Is Russia on its way to becoming a “petrostate,” consigned by its oil-and-natural-gas riches to a future of political corruption and underdevelopment? That’s a question raised by many economists who have followed the country’s recent boom.
No one disputes that oil has fueled Russia’s return to international prominence. The country has the world’s second biggest oil reserves, behind Saudi Arabia, and its largest natural gas reserves. Since 2003, oil’s price has more than doubled, rising from about $25 a barrel to about $60 a barrel today. In 2006, it soared even higher, hitting a record of nearly $80 a barrel.
Each uptick in the price pumps billions of additional dollars into the Russian economy. “They’re floating on an enormous pool of petrodollars,” says Harley Balzer, a professor of government and international affairs at Georgetown University. The money courses through the economy in myriad ways: in surging consumer spending, in a growing middle class, in soaring Moscow real-estate prices, in a burly group of Russian energy companies with international ambitions and in the country’s reborn assertiveness on the international stage.
The problem is that oil-rich nations seldom transform their resource endowments into the sort of innovative market systems that characterize the world’s most developed places. “Countries with a high level of dependence on natural resources tend to perform poorly no matter how you measure it — stability, corruption, human-capital development,” says Serguei Netessine, a Wharton professor of operations and information management. Oil producers like Saudi Arabia and Iran, on the one hand, and Venezuela and Nigeria, on the other, are known more for repression and political unrest than for their economic diversity and entrepreneurial culture. With a few exceptions — Norway is most often cited — petrostates don’t take steps to prepare for the day when their wells run dry.
For now, Russia’s leaders and corporate chiefs are enjoying their country’s new wealth and power. “They feel that oil gives them some cards to play,” says Valery Yakubovich, a Wharton management professor. “They want the West to feel like it needs something from Russia. Think about where countries’ power tends to come from. Today, it’s usually intellectual capital and high technology. But Russia doesn’t have those. It has oil.”
Russian President Vladimir Putin has made it clear that he sees his country’s resource riches as the key to re-establishing the “Great Power” status that it enjoyed during the Cold War. To that end, he has rapidly ramped up the state’s ownership in the oil sector. If the government ends up taking half of the assets of Yukos, an oil firm that’s being dismantled after a tax dispute that put its CEO in prison, its stake in the industry could climb to 40%, says a report from the Paris-based Organization of Economic Co-operation and Development (OECD).

▸ **The tasks**:
a) Name every person the text on Russia's oil wealth quotes directly.
b) Reproduce the entries word for word in the stretch from their very first line through the line that contains "- x-tick-label: 2021: [562, 698, 585, 709]", including both of those lines.

▸ **Data**:
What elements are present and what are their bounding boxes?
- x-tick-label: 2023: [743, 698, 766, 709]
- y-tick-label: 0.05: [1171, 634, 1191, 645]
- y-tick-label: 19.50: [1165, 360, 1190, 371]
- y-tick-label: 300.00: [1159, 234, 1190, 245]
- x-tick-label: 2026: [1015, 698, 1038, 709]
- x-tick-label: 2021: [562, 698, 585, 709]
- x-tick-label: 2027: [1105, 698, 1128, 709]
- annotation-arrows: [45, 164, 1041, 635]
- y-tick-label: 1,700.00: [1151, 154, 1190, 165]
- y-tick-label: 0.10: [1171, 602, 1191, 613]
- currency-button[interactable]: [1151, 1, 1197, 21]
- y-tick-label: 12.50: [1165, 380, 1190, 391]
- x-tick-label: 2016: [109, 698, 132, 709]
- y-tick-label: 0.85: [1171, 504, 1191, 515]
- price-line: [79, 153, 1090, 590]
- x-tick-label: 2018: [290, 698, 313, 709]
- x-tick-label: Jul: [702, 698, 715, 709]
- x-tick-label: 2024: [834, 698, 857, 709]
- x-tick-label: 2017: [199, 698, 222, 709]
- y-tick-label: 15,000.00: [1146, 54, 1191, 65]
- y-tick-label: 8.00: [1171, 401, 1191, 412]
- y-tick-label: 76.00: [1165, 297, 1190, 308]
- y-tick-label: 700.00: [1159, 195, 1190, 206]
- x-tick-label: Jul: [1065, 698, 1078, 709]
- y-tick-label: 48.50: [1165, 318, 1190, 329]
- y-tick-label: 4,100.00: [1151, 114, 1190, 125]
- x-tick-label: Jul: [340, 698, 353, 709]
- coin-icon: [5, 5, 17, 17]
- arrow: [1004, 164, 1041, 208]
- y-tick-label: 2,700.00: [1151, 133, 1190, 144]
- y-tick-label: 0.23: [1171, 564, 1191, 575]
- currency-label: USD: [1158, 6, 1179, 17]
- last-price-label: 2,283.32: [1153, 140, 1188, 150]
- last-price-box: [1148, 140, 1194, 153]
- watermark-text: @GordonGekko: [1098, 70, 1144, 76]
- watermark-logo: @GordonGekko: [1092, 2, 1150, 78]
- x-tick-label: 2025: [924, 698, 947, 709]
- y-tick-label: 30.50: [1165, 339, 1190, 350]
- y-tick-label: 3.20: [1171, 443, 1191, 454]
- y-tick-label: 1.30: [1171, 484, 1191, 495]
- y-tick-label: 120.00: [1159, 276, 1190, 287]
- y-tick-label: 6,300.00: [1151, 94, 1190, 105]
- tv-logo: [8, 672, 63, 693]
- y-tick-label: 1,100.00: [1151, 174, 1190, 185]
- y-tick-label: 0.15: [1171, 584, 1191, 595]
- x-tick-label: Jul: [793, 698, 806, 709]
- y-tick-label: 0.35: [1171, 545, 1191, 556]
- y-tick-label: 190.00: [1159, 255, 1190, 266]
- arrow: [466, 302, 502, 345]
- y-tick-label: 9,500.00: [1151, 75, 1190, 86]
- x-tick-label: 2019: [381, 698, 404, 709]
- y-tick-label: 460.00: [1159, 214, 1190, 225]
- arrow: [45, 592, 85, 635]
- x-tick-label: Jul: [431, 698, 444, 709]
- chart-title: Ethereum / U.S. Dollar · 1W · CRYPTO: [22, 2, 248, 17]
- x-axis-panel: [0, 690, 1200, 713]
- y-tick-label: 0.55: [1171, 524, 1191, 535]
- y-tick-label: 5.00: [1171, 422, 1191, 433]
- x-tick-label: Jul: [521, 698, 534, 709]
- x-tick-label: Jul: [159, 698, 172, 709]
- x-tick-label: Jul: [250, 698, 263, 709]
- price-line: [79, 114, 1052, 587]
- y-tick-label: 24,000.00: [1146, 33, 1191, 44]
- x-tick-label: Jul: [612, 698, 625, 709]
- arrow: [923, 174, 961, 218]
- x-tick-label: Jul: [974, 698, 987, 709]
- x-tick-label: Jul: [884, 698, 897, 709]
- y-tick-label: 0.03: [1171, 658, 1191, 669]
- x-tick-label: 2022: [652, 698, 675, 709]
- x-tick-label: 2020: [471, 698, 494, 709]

▸ **Full solutions**:
a) Harley Balzer, Serguei Netessine, Valery Yakubovich

b)
What elements are present and what are their bounding boxes?
- x-tick-label: 2023: [743, 698, 766, 709]
- y-tick-label: 0.05: [1171, 634, 1191, 645]
- y-tick-label: 19.50: [1165, 360, 1190, 371]
- y-tick-label: 300.00: [1159, 234, 1190, 245]
- x-tick-label: 2026: [1015, 698, 1038, 709]
- x-tick-label: 2021: [562, 698, 585, 709]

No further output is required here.